Restate each entry word for word, leaving nothing out.

BEGIN Provided information

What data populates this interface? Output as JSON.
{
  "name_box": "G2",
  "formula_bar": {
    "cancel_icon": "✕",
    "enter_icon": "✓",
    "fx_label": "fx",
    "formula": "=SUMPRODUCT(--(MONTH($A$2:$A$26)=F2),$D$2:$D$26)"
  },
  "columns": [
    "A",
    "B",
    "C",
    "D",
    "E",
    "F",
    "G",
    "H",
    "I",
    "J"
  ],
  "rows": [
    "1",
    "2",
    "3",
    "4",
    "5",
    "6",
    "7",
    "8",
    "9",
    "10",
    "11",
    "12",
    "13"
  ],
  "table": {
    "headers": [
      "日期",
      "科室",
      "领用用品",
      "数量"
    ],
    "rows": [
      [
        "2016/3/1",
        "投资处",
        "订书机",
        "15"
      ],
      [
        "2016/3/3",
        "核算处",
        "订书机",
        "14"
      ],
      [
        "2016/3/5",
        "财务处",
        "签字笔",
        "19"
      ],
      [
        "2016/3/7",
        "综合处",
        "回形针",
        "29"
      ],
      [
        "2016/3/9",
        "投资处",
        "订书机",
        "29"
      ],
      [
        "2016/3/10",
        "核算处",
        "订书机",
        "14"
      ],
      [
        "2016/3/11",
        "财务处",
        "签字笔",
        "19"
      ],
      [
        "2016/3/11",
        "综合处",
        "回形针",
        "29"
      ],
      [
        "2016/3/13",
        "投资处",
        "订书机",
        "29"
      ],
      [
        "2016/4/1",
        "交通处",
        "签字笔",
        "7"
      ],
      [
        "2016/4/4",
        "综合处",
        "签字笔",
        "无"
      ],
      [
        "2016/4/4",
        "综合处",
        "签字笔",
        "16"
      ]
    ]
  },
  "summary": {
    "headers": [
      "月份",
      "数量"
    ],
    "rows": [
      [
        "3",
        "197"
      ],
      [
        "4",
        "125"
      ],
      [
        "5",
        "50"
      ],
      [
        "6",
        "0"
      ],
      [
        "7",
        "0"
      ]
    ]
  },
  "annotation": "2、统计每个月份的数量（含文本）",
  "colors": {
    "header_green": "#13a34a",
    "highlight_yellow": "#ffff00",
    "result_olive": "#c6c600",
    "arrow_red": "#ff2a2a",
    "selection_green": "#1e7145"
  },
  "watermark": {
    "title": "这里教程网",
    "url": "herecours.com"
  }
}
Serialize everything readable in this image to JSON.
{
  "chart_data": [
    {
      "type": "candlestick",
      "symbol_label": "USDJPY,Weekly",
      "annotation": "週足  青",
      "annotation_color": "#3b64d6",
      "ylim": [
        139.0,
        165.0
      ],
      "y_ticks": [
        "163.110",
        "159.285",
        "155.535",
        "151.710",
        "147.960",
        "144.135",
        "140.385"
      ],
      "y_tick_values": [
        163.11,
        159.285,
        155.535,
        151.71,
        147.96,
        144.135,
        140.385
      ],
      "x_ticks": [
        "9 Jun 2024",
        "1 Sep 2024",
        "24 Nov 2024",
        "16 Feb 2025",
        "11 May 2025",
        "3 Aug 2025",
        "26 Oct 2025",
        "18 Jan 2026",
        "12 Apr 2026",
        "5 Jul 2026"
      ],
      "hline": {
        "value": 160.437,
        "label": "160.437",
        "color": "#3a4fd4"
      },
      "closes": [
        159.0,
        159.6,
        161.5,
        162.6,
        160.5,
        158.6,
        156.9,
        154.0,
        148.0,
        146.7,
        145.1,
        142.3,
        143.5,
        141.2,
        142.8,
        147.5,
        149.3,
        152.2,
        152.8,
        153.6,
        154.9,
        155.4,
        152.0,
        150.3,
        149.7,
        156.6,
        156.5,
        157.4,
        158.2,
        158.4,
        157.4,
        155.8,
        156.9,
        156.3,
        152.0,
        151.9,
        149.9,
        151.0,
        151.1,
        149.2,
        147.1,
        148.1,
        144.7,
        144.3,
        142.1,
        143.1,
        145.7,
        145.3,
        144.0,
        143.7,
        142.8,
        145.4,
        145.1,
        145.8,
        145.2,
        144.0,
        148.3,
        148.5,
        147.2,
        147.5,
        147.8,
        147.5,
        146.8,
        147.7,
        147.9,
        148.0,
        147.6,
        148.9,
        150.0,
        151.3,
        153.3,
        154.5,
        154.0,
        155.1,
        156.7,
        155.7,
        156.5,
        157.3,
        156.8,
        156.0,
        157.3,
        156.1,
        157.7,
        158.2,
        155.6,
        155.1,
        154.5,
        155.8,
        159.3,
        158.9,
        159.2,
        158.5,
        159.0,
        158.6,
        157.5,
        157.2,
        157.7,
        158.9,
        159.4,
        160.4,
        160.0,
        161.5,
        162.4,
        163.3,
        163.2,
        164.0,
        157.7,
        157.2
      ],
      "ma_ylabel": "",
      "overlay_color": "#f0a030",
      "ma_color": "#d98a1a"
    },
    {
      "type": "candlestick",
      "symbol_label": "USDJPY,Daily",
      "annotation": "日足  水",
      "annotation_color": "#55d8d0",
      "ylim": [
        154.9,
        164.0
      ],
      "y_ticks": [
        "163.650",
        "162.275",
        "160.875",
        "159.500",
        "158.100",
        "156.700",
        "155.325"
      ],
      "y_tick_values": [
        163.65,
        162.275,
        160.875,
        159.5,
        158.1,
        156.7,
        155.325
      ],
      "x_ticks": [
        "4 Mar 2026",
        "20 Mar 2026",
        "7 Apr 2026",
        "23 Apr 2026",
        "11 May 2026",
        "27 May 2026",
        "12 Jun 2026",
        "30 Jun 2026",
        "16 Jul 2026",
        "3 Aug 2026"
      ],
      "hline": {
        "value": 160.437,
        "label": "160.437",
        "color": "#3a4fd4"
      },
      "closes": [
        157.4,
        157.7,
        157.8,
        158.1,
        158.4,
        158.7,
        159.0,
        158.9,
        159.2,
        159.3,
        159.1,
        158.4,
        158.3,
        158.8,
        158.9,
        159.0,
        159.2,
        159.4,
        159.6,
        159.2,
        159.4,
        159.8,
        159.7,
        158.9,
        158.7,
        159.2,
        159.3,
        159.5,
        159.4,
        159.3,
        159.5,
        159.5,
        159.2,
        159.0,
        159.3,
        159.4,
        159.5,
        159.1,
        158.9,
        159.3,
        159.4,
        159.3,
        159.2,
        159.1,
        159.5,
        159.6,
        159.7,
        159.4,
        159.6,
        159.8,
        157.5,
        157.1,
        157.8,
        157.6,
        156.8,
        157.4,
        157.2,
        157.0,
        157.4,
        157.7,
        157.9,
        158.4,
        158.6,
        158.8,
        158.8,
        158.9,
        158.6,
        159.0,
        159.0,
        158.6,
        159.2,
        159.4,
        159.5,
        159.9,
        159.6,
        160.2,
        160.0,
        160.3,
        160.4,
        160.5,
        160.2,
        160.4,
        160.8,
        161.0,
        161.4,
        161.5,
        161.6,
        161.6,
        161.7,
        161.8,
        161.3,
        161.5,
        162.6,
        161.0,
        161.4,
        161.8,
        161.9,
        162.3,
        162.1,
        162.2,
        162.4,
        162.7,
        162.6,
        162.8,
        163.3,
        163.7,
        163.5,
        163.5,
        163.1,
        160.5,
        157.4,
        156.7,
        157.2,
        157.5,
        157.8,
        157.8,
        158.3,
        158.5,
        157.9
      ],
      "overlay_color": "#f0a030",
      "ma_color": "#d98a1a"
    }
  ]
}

END Provided information

Output for this task
What data populates this interface? Output as JSON.
{
  "name_box": "G2",
  "formula_bar": {
    "cancel_icon": "✕",
    "enter_icon": "✓",
    "fx_label": "fx",
    "formula": "=SUMPRODUCT(--(MONTH($A$2:$A$26)=F2),$D$2:$D$26)"
  },
  "columns": [
    "A",
    "B",
    "C",
    "D",
    "E",
    "F",
    "G",
    "H",
    "I",
    "J"
  ],
  "rows": [
    "1",
    "2",
    "3",
    "4",
    "5",
    "6",
    "7",
    "8",
    "9",
    "10",
    "11",
    "12",
    "13"
  ],
  "table": {
    "headers": [
      "日期",
      "科室",
      "领用用品",
      "数量"
    ],
    "rows": [
      [
        "2016/3/1",
        "投资处",
        "订书机",
        "15"
      ],
      [
        "2016/3/3",
        "核算处",
        "订书机",
        "14"
      ],
      [
        "2016/3/5",
        "财务处",
        "签字笔",
        "19"
      ],
      [
        "2016/3/7",
        "综合处",
        "回形针",
        "29"
      ],
      [
        "2016/3/9",
        "投资处",
        "订书机",
        "29"
      ],
      [
        "2016/3/10",
        "核算处",
        "订书机",
        "14"
      ],
      [
        "2016/3/11",
        "财务处",
        "签字笔",
        "19"
      ],
      [
        "2016/3/11",
        "综合处",
        "回形针",
        "29"
      ],
      [
        "2016/3/13",
        "投资处",
        "订书机",
        "29"
      ],
      [
        "2016/4/1",
        "交通处",
        "签字笔",
        "7"
      ],
      [
        "2016/4/4",
        "综合处",
        "签字笔",
        "无"
      ],
      [
        "2016/4/4",
        "综合处",
        "签字笔",
        "16"
      ]
    ]
  },
  "summary": {
    "headers": [
      "月份",
      "数量"
    ],
    "rows": [
      [
        "3",
        "197"
      ],
      [
        "4",
        "125"
      ],
      [
        "5",
        "50"
      ],
      [
        "6",
        "0"
      ],
      [
        "7",
        "0"
      ]
    ]
  },
  "annotation": "2、统计每个月份的数量（含文本）",
  "colors": {
    "header_green": "#13a34a",
    "highlight_yellow": "#ffff00",
    "result_olive": "#c6c600",
    "arrow_red": "#ff2a2a",
    "selection_green": "#1e7145"
  },
  "watermark": {
    "title": "这里教程网",
    "url": "herecours.com"
  }
}
Serialize everything readable in this image to JSON.
{
  "chart_data": [
    {
      "type": "candlestick",
      "symbol_label": "USDJPY,Weekly",
      "annotation": "週足  青",
      "annotation_color": "#3b64d6",
      "ylim": [
        139.0,
        165.0
      ],
      "y_ticks": [
        "163.110",
        "159.285",
        "155.535",
        "151.710",
        "147.960",
        "144.135",
        "140.385"
      ],
      "y_tick_values": [
        163.11,
        159.285,
        155.535,
        151.71,
        147.96,
        144.135,
        140.385
      ],
      "x_ticks": [
        "9 Jun 2024",
        "1 Sep 2024",
        "24 Nov 2024",
        "16 Feb 2025",
        "11 May 2025",
        "3 Aug 2025",
        "26 Oct 2025",
        "18 Jan 2026",
        "12 Apr 2026",
        "5 Jul 2026"
      ],
      "hline": {
        "value": 160.437,
        "label": "160.437",
        "color": "#3a4fd4"
      },
      "closes": [
        159.0,
        159.6,
        161.5,
        162.6,
        160.5,
        158.6,
        156.9,
        154.0,
        148.0,
        146.7,
        145.1,
        142.3,
        143.5,
        141.2,
        142.8,
        147.5,
        149.3,
        152.2,
        152.8,
        153.6,
        154.9,
        155.4,
        152.0,
        150.3,
        149.7,
        156.6,
        156.5,
        157.4,
        158.2,
        158.4,
        157.4,
        155.8,
        156.9,
        156.3,
        152.0,
        151.9,
        149.9,
        151.0,
        151.1,
        149.2,
        147.1,
        148.1,
        144.7,
        144.3,
        142.1,
        143.1,
        145.7,
        145.3,
        144.0,
        143.7,
        142.8,
        145.4,
        145.1,
        145.8,
        145.2,
        144.0,
        148.3,
        148.5,
        147.2,
        147.5,
        147.8,
        147.5,
        146.8,
        147.7,
        147.9,
        148.0,
        147.6,
        148.9,
        150.0,
        151.3,
        153.3,
        154.5,
        154.0,
        155.1,
        156.7,
        155.7,
        156.5,
        157.3,
        156.8,
        156.0,
        157.3,
        156.1,
        157.7,
        158.2,
        155.6,
        155.1,
        154.5,
        155.8,
        159.3,
        158.9,
        159.2,
        158.5,
        159.0,
        158.6,
        157.5,
        157.2,
        157.7,
        158.9,
        159.4,
        160.4,
        160.0,
        161.5,
        162.4,
        163.3,
        163.2,
        164.0,
        157.7,
        157.2
      ],
      "ma_ylabel": "",
      "overlay_color": "#f0a030",
      "ma_color": "#d98a1a"
    },
    {
      "type": "candlestick",
      "symbol_label": "USDJPY,Daily",
      "annotation": "日足  水",
      "annotation_color": "#55d8d0",
      "ylim": [
        154.9,
        164.0
      ],
      "y_ticks": [
        "163.650",
        "162.275",
        "160.875",
        "159.500",
        "158.100",
        "156.700",
        "155.325"
      ],
      "y_tick_values": [
        163.65,
        162.275,
        160.875,
        159.5,
        158.1,
        156.7,
        155.325
      ],
      "x_ticks": [
        "4 Mar 2026",
        "20 Mar 2026",
        "7 Apr 2026",
        "23 Apr 2026",
        "11 May 2026",
        "27 May 2026",
        "12 Jun 2026",
        "30 Jun 2026",
        "16 Jul 2026",
        "3 Aug 2026"
      ],
      "hline": {
        "value": 160.437,
        "label": "160.437",
        "color": "#3a4fd4"
      },
      "closes": [
        157.4,
        157.7,
        157.8,
        158.1,
        158.4,
        158.7,
        159.0,
        158.9,
        159.2,
        159.3,
        159.1,
        158.4,
        158.3,
        158.8,
        158.9,
        159.0,
        159.2,
        159.4,
        159.6,
        159.2,
        159.4,
        159.8,
        159.7,
        158.9,
        158.7,
        159.2,
        159.3,
        159.5,
        159.4,
        159.3,
        159.5,
        159.5,
        159.2,
        159.0,
        159.3,
        159.4,
        159.5,
        159.1,
        158.9,
        159.3,
        159.4,
        159.3,
        159.2,
        159.1,
        159.5,
        159.6,
        159.7,
        159.4,
        159.6,
        159.8,
        157.5,
        157.1,
        157.8,
        157.6,
        156.8,
        157.4,
        157.2,
        157.0,
        157.4,
        157.7,
        157.9,
        158.4,
        158.6,
        158.8,
        158.8,
        158.9,
        158.6,
        159.0,
        159.0,
        158.6,
        159.2,
        159.4,
        159.5,
        159.9,
        159.6,
        160.2,
        160.0,
        160.3,
        160.4,
        160.5,
        160.2,
        160.4,
        160.8,
        161.0,
        161.4,
        161.5,
        161.6,
        161.6,
        161.7,
        161.8,
        161.3,
        161.5,
        162.6,
        161.0,
        161.4,
        161.8,
        161.9,
        162.3,
        162.1,
        162.2,
        162.4,
        162.7,
        162.6,
        162.8,
        163.3,
        163.7,
        163.5,
        163.5,
        163.1,
        160.5,
        157.4,
        156.7,
        157.2,
        157.5,
        157.8,
        157.8,
        158.3,
        158.5,
        157.9
      ],
      "overlay_color": "#f0a030",
      "ma_color": "#d98a1a"
    }
  ]
}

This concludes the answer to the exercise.